--- START OF DATA SECTION ---

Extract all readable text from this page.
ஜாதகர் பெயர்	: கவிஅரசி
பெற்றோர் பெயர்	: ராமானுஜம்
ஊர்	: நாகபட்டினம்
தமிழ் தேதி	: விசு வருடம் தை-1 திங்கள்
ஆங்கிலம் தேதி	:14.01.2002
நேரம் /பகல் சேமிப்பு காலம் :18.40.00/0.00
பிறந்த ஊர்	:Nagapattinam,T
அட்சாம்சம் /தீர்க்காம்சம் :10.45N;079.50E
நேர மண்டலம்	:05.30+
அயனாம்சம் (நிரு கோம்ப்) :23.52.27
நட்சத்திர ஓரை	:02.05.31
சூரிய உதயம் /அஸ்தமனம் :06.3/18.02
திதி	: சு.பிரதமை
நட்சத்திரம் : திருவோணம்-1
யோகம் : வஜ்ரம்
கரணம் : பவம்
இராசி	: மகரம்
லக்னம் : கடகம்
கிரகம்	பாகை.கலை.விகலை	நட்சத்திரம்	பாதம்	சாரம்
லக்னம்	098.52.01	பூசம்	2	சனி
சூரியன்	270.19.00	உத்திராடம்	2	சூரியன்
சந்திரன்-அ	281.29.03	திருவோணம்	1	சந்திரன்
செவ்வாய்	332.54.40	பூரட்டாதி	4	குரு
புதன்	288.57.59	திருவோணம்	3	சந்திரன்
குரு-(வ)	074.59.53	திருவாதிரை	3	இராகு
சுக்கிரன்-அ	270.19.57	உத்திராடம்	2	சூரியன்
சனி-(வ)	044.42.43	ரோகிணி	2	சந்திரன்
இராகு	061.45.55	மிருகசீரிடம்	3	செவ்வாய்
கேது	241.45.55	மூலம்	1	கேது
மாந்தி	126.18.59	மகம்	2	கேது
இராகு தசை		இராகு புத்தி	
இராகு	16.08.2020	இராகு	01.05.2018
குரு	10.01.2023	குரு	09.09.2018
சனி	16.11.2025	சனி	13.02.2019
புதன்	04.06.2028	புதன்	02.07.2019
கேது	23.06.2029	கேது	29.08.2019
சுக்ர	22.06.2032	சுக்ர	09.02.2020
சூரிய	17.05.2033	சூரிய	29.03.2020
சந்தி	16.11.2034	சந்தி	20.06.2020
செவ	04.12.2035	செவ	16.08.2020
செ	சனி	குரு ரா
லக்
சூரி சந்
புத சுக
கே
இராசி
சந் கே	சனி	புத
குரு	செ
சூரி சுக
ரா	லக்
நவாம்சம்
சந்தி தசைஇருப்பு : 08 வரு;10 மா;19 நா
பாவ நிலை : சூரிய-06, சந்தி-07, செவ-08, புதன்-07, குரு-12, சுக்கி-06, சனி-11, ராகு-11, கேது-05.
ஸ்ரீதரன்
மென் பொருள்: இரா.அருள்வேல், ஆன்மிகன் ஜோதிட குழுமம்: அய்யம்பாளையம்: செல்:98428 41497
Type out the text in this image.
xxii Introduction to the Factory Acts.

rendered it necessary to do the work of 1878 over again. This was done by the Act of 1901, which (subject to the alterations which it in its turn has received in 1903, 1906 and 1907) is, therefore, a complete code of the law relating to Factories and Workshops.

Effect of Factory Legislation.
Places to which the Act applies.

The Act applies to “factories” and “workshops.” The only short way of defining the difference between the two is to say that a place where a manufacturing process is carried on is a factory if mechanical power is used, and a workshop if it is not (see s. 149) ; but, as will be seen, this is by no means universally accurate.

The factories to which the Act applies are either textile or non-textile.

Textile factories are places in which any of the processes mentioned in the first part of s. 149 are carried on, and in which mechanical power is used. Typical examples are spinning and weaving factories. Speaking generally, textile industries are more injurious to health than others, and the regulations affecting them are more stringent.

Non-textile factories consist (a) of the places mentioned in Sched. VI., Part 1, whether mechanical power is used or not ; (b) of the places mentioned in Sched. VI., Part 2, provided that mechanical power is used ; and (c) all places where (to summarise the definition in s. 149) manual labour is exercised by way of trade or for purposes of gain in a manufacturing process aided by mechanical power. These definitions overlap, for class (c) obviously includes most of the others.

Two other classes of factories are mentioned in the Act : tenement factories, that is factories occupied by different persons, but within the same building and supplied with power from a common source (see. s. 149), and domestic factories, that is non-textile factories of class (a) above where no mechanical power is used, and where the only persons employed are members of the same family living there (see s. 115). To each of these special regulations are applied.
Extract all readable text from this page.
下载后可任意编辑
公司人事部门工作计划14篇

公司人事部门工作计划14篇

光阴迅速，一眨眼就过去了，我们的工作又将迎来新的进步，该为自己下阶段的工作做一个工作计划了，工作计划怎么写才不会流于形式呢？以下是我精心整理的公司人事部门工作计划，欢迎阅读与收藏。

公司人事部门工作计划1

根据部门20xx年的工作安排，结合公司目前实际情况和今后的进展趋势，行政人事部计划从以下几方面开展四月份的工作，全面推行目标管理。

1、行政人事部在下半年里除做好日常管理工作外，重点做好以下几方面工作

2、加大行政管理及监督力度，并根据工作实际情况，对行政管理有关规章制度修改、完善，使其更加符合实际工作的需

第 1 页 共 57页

--- END OF DATA SECTION ---

WRITTEN REQUEST :: Output all of the data again, exactly.

EXPECTED OUTPUT ::
Extract all readable text from this page.
ஜாதகர் பெயர்	: கவிஅரசி
பெற்றோர் பெயர்	: ராமானுஜம்
ஊர்	: நாகபட்டினம்
தமிழ் தேதி	: விசு வருடம் தை-1 திங்கள்
ஆங்கிலம் தேதி	:14.01.2002
நேரம் /பகல் சேமிப்பு காலம் :18.40.00/0.00
பிறந்த ஊர்	:Nagapattinam,T
அட்சாம்சம் /தீர்க்காம்சம் :10.45N;079.50E
நேர மண்டலம்	:05.30+
அயனாம்சம் (நிரு கோம்ப்) :23.52.27
நட்சத்திர ஓரை	:02.05.31
சூரிய உதயம் /அஸ்தமனம் :06.3/18.02
திதி	: சு.பிரதமை
நட்சத்திரம் : திருவோணம்-1
யோகம் : வஜ்ரம்
கரணம் : பவம்
இராசி	: மகரம்
லக்னம் : கடகம்
கிரகம்	பாகை.கலை.விகலை	நட்சத்திரம்	பாதம்	சாரம்
லக்னம்	098.52.01	பூசம்	2	சனி
சூரியன்	270.19.00	உத்திராடம்	2	சூரியன்
சந்திரன்-அ	281.29.03	திருவோணம்	1	சந்திரன்
செவ்வாய்	332.54.40	பூரட்டாதி	4	குரு
புதன்	288.57.59	திருவோணம்	3	சந்திரன்
குரு-(வ)	074.59.53	திருவாதிரை	3	இராகு
சுக்கிரன்-அ	270.19.57	உத்திராடம்	2	சூரியன்
சனி-(வ)	044.42.43	ரோகிணி	2	சந்திரன்
இராகு	061.45.55	மிருகசீரிடம்	3	செவ்வாய்
கேது	241.45.55	மூலம்	1	கேது
மாந்தி	126.18.59	மகம்	2	கேது
இராகு தசை		இராகு புத்தி	
இராகு	16.08.2020	இராகு	01.05.2018
குரு	10.01.2023	குரு	09.09.2018
சனி	16.11.2025	சனி	13.02.2019
புதன்	04.06.2028	புதன்	02.07.2019
கேது	23.06.2029	கேது	29.08.2019
சுக்ர	22.06.2032	சுக்ர	09.02.2020
சூரிய	17.05.2033	சூரிய	29.03.2020
சந்தி	16.11.2034	சந்தி	20.06.2020
செவ	04.12.2035	செவ	16.08.2020
செ	சனி	குரு ரா
லக்
சூரி சந்
புத சுக
கே
இராசி
சந் கே	சனி	புத
குரு	செ
சூரி சுக
ரா	லக்
நவாம்சம்
சந்தி தசைஇருப்பு : 08 வரு;10 மா;19 நா
பாவ நிலை : சூரிய-06, சந்தி-07, செவ-08, புதன்-07, குரு-12, சுக்கி-06, சனி-11, ராகு-11, கேது-05.
ஸ்ரீதரன்
மென் பொருள்: இரா.அருள்வேல், ஆன்மிகன் ஜோதிட குழுமம்: அய்யம்பாளையம்: செல்:98428 41497
Type out the text in this image.
xxii Introduction to the Factory Acts.

rendered it necessary to do the work of 1878 over again. This was done by the Act of 1901, which (subject to the alterations which it in its turn has received in 1903, 1906 and 1907) is, therefore, a complete code of the law relating to Factories and Workshops.

Effect of Factory Legislation.
Places to which the Act applies.

The Act applies to “factories” and “workshops.” The only short way of defining the difference between the two is to say that a place where a manufacturing process is carried on is a factory if mechanical power is used, and a workshop if it is not (see s. 149) ; but, as will be seen, this is by no means universally accurate.

The factories to which the Act applies are either textile or non-textile.

Textile factories are places in which any of the processes mentioned in the first part of s. 149 are carried on, and in which mechanical power is used. Typical examples are spinning and weaving factories. Speaking generally, textile industries are more injurious to health than others, and the regulations affecting them are more stringent.

Non-textile factories consist (a) of the places mentioned in Sched. VI., Part 1, whether mechanical power is used or not ; (b) of the places mentioned in Sched. VI., Part 2, provided that mechanical power is used ; and (c) all places where (to summarise the definition in s. 149) manual labour is exercised by way of trade or for purposes of gain in a manufacturing process aided by mechanical power. These definitions overlap, for class (c) obviously includes most of the others.

Two other classes of factories are mentioned in the Act : tenement factories, that is factories occupied by different persons, but within the same building and supplied with power from a common source (see. s. 149), and domestic factories, that is non-textile factories of class (a) above where no mechanical power is used, and where the only persons employed are members of the same family living there (see s. 115). To each of these special regulations are applied.
Extract all readable text from this page.
下载后可任意编辑
公司人事部门工作计划14篇

公司人事部门工作计划14篇

光阴迅速，一眨眼就过去了，我们的工作又将迎来新的进步，该为自己下阶段的工作做一个工作计划了，工作计划怎么写才不会流于形式呢？以下是我精心整理的公司人事部门工作计划，欢迎阅读与收藏。

公司人事部门工作计划1

根据部门20xx年的工作安排，结合公司目前实际情况和今后的进展趋势，行政人事部计划从以下几方面开展四月份的工作，全面推行目标管理。

1、行政人事部在下半年里除做好日常管理工作外，重点做好以下几方面工作

2、加大行政管理及监督力度，并根据工作实际情况，对行政管理有关规章制度修改、完善，使其更加符合实际工作的需

第 1 页 共 57页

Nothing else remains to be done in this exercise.